**TASK TO COMPLETE**
Repeat the listing in full. Nothing may be added or left out.

**PROVIDED DATA**
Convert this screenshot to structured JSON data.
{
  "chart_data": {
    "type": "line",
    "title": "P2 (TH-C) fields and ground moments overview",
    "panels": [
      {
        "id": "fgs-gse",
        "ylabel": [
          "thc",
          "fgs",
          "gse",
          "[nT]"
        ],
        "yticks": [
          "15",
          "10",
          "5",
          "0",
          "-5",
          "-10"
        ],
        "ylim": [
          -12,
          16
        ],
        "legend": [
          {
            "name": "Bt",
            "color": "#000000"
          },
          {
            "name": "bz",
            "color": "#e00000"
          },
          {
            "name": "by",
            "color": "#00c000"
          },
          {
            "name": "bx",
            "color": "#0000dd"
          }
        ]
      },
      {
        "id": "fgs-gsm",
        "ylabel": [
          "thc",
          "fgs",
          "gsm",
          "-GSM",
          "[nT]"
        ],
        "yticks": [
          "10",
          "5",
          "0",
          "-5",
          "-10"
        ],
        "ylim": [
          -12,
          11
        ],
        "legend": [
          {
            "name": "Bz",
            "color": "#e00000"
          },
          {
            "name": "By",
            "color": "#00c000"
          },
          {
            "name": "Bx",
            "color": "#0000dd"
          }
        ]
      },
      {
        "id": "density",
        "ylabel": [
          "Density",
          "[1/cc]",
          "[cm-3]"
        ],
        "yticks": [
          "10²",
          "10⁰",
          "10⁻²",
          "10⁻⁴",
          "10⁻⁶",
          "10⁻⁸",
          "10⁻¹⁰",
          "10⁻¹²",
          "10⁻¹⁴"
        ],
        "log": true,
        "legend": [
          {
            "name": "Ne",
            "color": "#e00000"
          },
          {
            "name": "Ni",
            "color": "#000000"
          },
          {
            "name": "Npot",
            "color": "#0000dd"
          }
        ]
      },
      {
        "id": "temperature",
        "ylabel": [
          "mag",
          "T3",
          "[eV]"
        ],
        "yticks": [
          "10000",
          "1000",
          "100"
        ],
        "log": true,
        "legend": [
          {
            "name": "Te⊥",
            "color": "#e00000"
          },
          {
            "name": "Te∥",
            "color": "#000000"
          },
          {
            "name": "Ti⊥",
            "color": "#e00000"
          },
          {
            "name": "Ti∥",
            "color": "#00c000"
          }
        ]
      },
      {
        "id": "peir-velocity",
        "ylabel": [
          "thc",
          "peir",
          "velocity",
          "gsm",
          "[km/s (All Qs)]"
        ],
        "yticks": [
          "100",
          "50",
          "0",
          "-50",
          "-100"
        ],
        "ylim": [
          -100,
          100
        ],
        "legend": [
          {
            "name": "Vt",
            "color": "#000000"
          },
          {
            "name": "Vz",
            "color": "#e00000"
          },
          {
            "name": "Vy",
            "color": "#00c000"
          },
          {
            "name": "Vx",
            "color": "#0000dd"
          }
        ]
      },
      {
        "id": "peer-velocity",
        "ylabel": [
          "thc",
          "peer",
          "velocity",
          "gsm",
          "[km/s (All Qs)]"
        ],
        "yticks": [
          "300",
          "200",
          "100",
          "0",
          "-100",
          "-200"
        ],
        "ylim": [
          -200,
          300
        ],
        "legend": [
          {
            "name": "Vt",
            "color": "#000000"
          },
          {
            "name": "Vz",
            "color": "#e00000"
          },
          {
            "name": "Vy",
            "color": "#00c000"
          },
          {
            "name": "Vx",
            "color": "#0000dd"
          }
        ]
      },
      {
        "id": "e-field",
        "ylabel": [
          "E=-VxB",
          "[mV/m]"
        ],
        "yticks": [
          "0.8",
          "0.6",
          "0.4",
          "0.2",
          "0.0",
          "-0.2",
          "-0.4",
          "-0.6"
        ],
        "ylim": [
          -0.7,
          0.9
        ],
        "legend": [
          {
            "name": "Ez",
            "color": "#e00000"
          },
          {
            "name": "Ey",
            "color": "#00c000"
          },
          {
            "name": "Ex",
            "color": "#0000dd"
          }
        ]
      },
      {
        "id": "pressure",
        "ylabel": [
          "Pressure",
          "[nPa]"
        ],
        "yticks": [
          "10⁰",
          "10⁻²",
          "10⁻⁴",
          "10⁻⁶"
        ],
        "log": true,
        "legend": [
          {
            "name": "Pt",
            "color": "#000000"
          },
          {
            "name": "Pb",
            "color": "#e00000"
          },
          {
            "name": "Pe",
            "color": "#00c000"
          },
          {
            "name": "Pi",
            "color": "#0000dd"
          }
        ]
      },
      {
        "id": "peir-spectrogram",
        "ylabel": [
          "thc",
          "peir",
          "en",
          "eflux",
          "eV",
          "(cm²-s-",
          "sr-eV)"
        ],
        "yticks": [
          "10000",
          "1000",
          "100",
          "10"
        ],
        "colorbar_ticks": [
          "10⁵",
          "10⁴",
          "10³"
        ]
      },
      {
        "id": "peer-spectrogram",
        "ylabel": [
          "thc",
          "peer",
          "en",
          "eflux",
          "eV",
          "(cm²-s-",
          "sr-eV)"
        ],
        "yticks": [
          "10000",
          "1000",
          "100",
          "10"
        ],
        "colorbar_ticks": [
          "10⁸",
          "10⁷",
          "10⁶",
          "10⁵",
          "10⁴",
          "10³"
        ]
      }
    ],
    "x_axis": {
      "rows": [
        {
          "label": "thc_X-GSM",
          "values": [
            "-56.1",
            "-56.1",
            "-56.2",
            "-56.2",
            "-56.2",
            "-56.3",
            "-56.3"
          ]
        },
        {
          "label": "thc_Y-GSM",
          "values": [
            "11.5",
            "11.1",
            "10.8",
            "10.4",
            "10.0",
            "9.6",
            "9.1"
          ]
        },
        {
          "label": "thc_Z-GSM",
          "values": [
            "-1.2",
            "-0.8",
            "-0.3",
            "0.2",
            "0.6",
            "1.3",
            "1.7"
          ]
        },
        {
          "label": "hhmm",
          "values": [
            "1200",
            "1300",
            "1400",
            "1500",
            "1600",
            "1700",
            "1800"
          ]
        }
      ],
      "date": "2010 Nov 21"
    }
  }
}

**TASK RESULT**
Convert this screenshot to structured JSON data.
{
  "chart_data": {
    "type": "line",
    "title": "P2 (TH-C) fields and ground moments overview",
    "panels": [
      {
        "id": "fgs-gse",
        "ylabel": [
          "thc",
          "fgs",
          "gse",
          "[nT]"
        ],
        "yticks": [
          "15",
          "10",
          "5",
          "0",
          "-5",
          "-10"
        ],
        "ylim": [
          -12,
          16
        ],
        "legend": [
          {
            "name": "Bt",
            "color": "#000000"
          },
          {
            "name": "bz",
            "color": "#e00000"
          },
          {
            "name": "by",
            "color": "#00c000"
          },
          {
            "name": "bx",
            "color": "#0000dd"
          }
        ]
      },
      {
        "id": "fgs-gsm",
        "ylabel": [
          "thc",
          "fgs",
          "gsm",
          "-GSM",
          "[nT]"
        ],
        "yticks": [
          "10",
          "5",
          "0",
          "-5",
          "-10"
        ],
        "ylim": [
          -12,
          11
        ],
        "legend": [
          {
            "name": "Bz",
            "color": "#e00000"
          },
          {
            "name": "By",
            "color": "#00c000"
          },
          {
            "name": "Bx",
            "color": "#0000dd"
          }
        ]
      },
      {
        "id": "density",
        "ylabel": [
          "Density",
          "[1/cc]",
          "[cm-3]"
        ],
        "yticks": [
          "10²",
          "10⁰",
          "10⁻²",
          "10⁻⁴",
          "10⁻⁶",
          "10⁻⁸",
          "10⁻¹⁰",
          "10⁻¹²",
          "10⁻¹⁴"
        ],
        "log": true,
        "legend": [
          {
            "name": "Ne",
            "color": "#e00000"
          },
          {
            "name": "Ni",
            "color": "#000000"
          },
          {
            "name": "Npot",
            "color": "#0000dd"
          }
        ]
      },
      {
        "id": "temperature",
        "ylabel": [
          "mag",
          "T3",
          "[eV]"
        ],
        "yticks": [
          "10000",
          "1000",
          "100"
        ],
        "log": true,
        "legend": [
          {
            "name": "Te⊥",
            "color": "#e00000"
          },
          {
            "name": "Te∥",
            "color": "#000000"
          },
          {
            "name": "Ti⊥",
            "color": "#e00000"
          },
          {
            "name": "Ti∥",
            "color": "#00c000"
          }
        ]
      },
      {
        "id": "peir-velocity",
        "ylabel": [
          "thc",
          "peir",
          "velocity",
          "gsm",
          "[km/s (All Qs)]"
        ],
        "yticks": [
          "100",
          "50",
          "0",
          "-50",
          "-100"
        ],
        "ylim": [
          -100,
          100
        ],
        "legend": [
          {
            "name": "Vt",
            "color": "#000000"
          },
          {
            "name": "Vz",
            "color": "#e00000"
          },
          {
            "name": "Vy",
            "color": "#00c000"
          },
          {
            "name": "Vx",
            "color": "#0000dd"
          }
        ]
      },
      {
        "id": "peer-velocity",
        "ylabel": [
          "thc",
          "peer",
          "velocity",
          "gsm",
          "[km/s (All Qs)]"
        ],
        "yticks": [
          "300",
          "200",
          "100",
          "0",
          "-100",
          "-200"
        ],
        "ylim": [
          -200,
          300
        ],
        "legend": [
          {
            "name": "Vt",
            "color": "#000000"
          },
          {
            "name": "Vz",
            "color": "#e00000"
          },
          {
            "name": "Vy",
            "color": "#00c000"
          },
          {
            "name": "Vx",
            "color": "#0000dd"
          }
        ]
      },
      {
        "id": "e-field",
        "ylabel": [
          "E=-VxB",
          "[mV/m]"
        ],
        "yticks": [
          "0.8",
          "0.6",
          "0.4",
          "0.2",
          "0.0",
          "-0.2",
          "-0.4",
          "-0.6"
        ],
        "ylim": [
          -0.7,
          0.9
        ],
        "legend": [
          {
            "name": "Ez",
            "color": "#e00000"
          },
          {
            "name": "Ey",
            "color": "#00c000"
          },
          {
            "name": "Ex",
            "color": "#0000dd"
          }
        ]
      },
      {
        "id": "pressure",
        "ylabel": [
          "Pressure",
          "[nPa]"
        ],
        "yticks": [
          "10⁰",
          "10⁻²",
          "10⁻⁴",
          "10⁻⁶"
        ],
        "log": true,
        "legend": [
          {
            "name": "Pt",
            "color": "#000000"
          },
          {
            "name": "Pb",
            "color": "#e00000"
          },
          {
            "name": "Pe",
            "color": "#00c000"
          },
          {
            "name": "Pi",
            "color": "#0000dd"
          }
        ]
      },
      {
        "id": "peir-spectrogram",
        "ylabel": [
          "thc",
          "peir",
          "en",
          "eflux",
          "eV",
          "(cm²-s-",
          "sr-eV)"
        ],
        "yticks": [
          "10000",
          "1000",
          "100",
          "10"
        ],
        "colorbar_ticks": [
          "10⁵",
          "10⁴",
          "10³"
        ]
      },
      {
        "id": "peer-spectrogram",
        "ylabel": [
          "thc",
          "peer",
          "en",
          "eflux",
          "eV",
          "(cm²-s-",
          "sr-eV)"
        ],
        "yticks": [
          "10000",
          "1000",
          "100",
          "10"
        ],
        "colorbar_ticks": [
          "10⁸",
          "10⁷",
          "10⁶",
          "10⁵",
          "10⁴",
          "10³"
        ]
      }
    ],
    "x_axis": {
      "rows": [
        {
          "label": "thc_X-GSM",
          "values": [
            "-56.1",
            "-56.1",
            "-56.2",
            "-56.2",
            "-56.2",
            "-56.3",
            "-56.3"
          ]
        },
        {
          "label": "thc_Y-GSM",
          "values": [
            "11.5",
            "11.1",
            "10.8",
            "10.4",
            "10.0",
            "9.6",
            "9.1"
          ]
        },
        {
          "label": "thc_Z-GSM",
          "values": [
            "-1.2",
            "-0.8",
            "-0.3",
            "0.2",
            "0.6",
            "1.3",
            "1.7"
          ]
        },
        {
          "label": "hhmm",
          "values": [
            "1200",
            "1300",
            "1400",
            "1500",
            "1600",
            "1700",
            "1800"
          ]
        }
      ],
      "date": "2010 Nov 21"
    }
  }
}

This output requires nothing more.